_Job_
Gather every line in the records below that contains the word "chevron".

_Data for the task_
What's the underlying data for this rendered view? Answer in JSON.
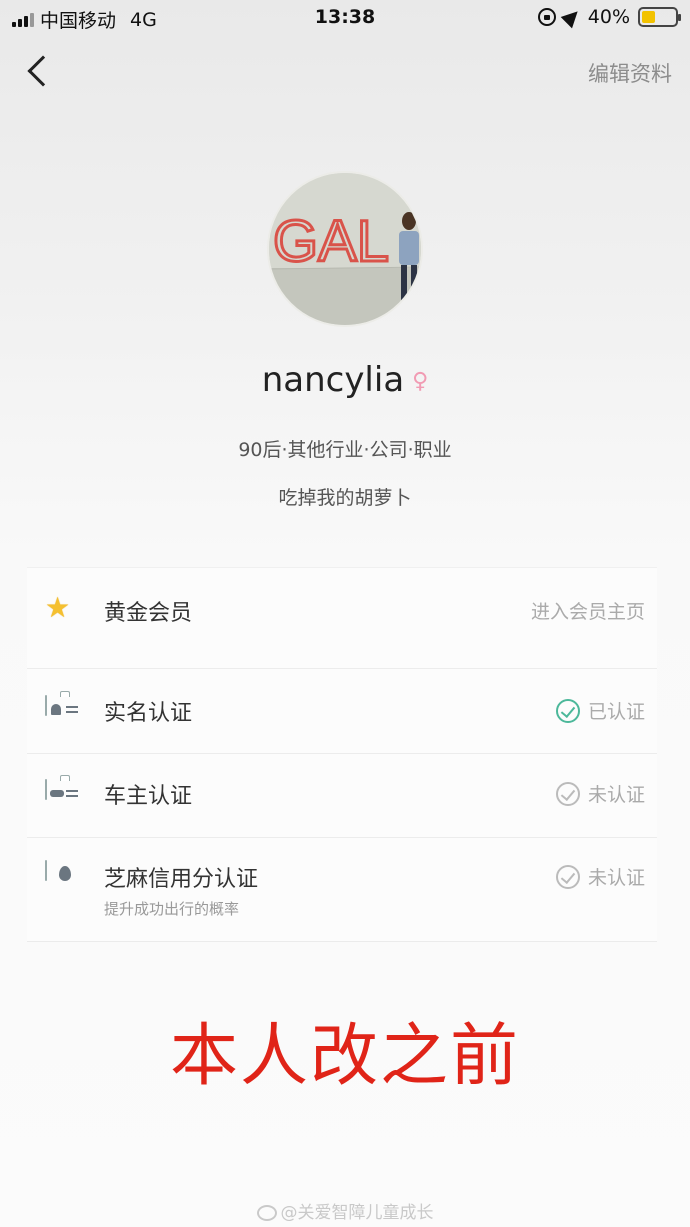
{
  "status_bar": {
    "carrier": "中国移动",
    "network": "4G",
    "time": "13:38",
    "battery": "40%",
    "battery_level": 0.4
  },
  "nav": {
    "back_icon": "chevron-left-icon",
    "edit_label": "编辑资料"
  },
  "profile": {
    "avatar_text": "GAL",
    "username": "nancylia",
    "gender_symbol": "♀",
    "tags": "90后·其他行业·公司·职业",
    "bio": "吃掉我的胡萝卜"
  },
  "list": [
    {
      "icon": "star-icon",
      "label": "黄金会员",
      "right": "进入会员主页"
    },
    {
      "icon": "id-card-icon",
      "label": "实名认证",
      "right": "已认证",
      "verified": true
    },
    {
      "icon": "car-card-icon",
      "label": "车主认证",
      "right": "未认证",
      "verified": false
    },
    {
      "icon": "sesame-credit-icon",
      "label": "芝麻信用分认证",
      "sub": "提升成功出行的概率",
      "right": "未认证",
      "verified": false
    }
  ],
  "overlay_caption": "本人改之前",
  "watermark": "@关爱智障儿童成长",
  "colors": {
    "caption_red": "#e02418",
    "verified_green": "#4cb89a",
    "star_gold": "#f5c030",
    "female_pink": "#f19bb3"
  }
}
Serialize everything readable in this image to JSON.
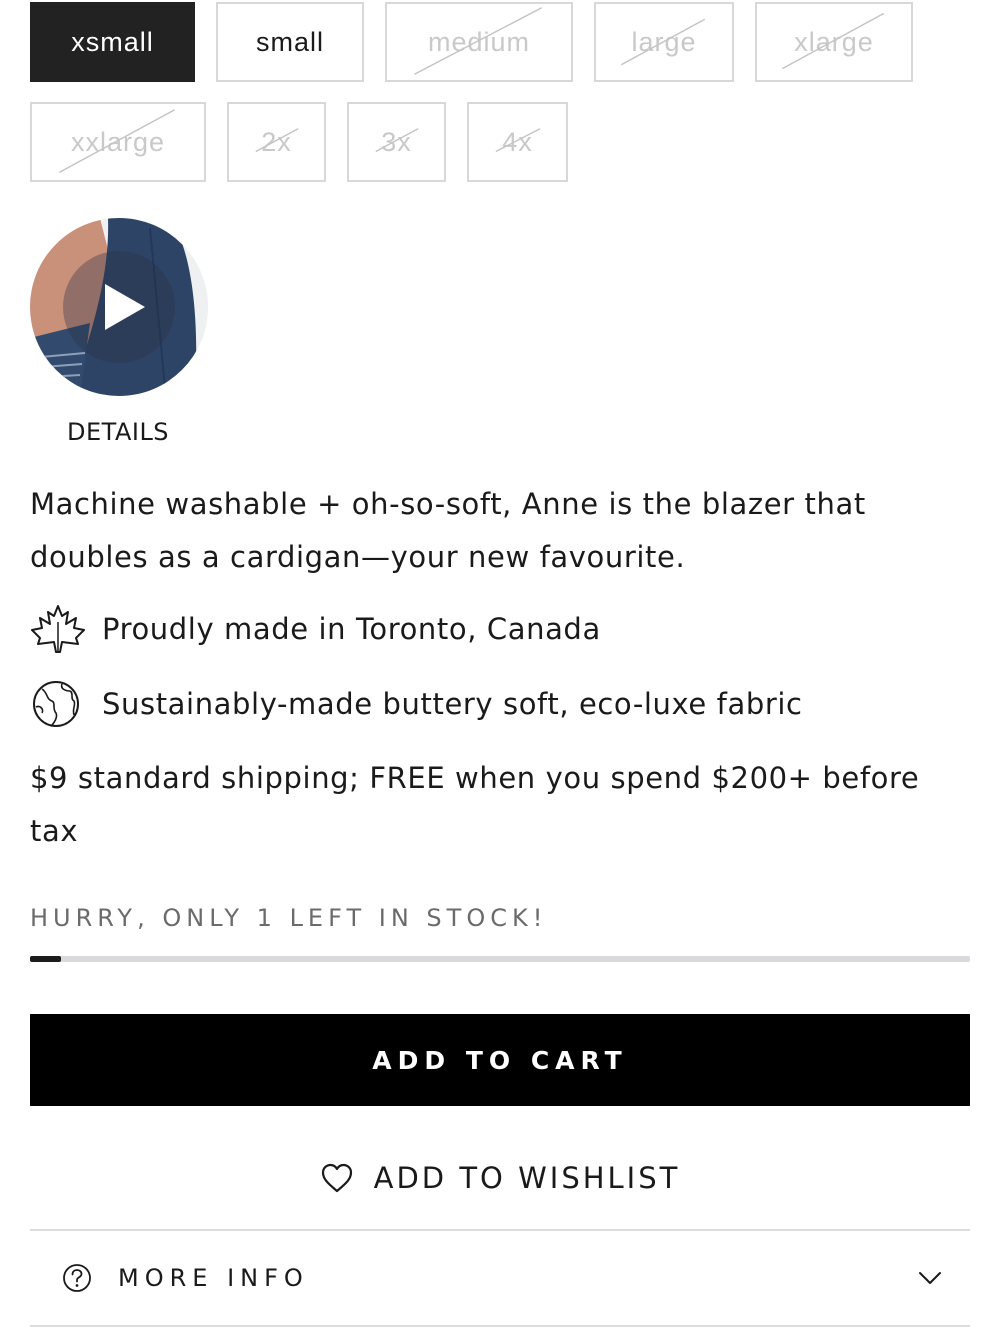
{
  "sizes": {
    "row1": [
      {
        "label": "xsmall",
        "state": "selected"
      },
      {
        "label": "small",
        "state": "available"
      },
      {
        "label": "medium",
        "state": "unavailable"
      },
      {
        "label": "large",
        "state": "unavailable"
      },
      {
        "label": "xlarge",
        "state": "unavailable"
      }
    ],
    "row2": [
      {
        "label": "xxlarge",
        "state": "unavailable"
      },
      {
        "label": "2x",
        "state": "unavailable"
      },
      {
        "label": "3x",
        "state": "unavailable"
      },
      {
        "label": "4x",
        "state": "unavailable"
      }
    ]
  },
  "video": {
    "label": "DETAILS",
    "icon": "play-icon",
    "garment_color": "#2e4466",
    "skin_color": "#c9907a"
  },
  "description": "Machine washable + oh-so-soft, Anne is the blazer that doubles as a cardigan—your new favourite.",
  "features": [
    {
      "icon": "maple-leaf-icon",
      "text": "Proudly made in Toronto, Canada"
    },
    {
      "icon": "globe-icon",
      "text": "Sustainably-made buttery soft, eco-luxe fabric"
    }
  ],
  "shipping": "$9 standard shipping; FREE when you spend $200+ before tax",
  "stock": {
    "text": "HURRY, ONLY 1 LEFT IN STOCK!",
    "level_fraction": 0.033
  },
  "actions": {
    "add_to_cart": "ADD TO CART",
    "add_to_wishlist": "ADD TO WISHLIST"
  },
  "more_info": {
    "label": "MORE INFO",
    "icon": "question-icon",
    "toggle_icon": "chevron-down-icon"
  },
  "colors": {
    "selected_bg": "#222222",
    "button_bg": "#000000",
    "stock_track": "#d9d9de",
    "muted_text": "#6b6b6b"
  }
}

_Worked solution_
    "back_icon": "chevron-left-icon",
    "toggle_icon": "chevron-down-icon"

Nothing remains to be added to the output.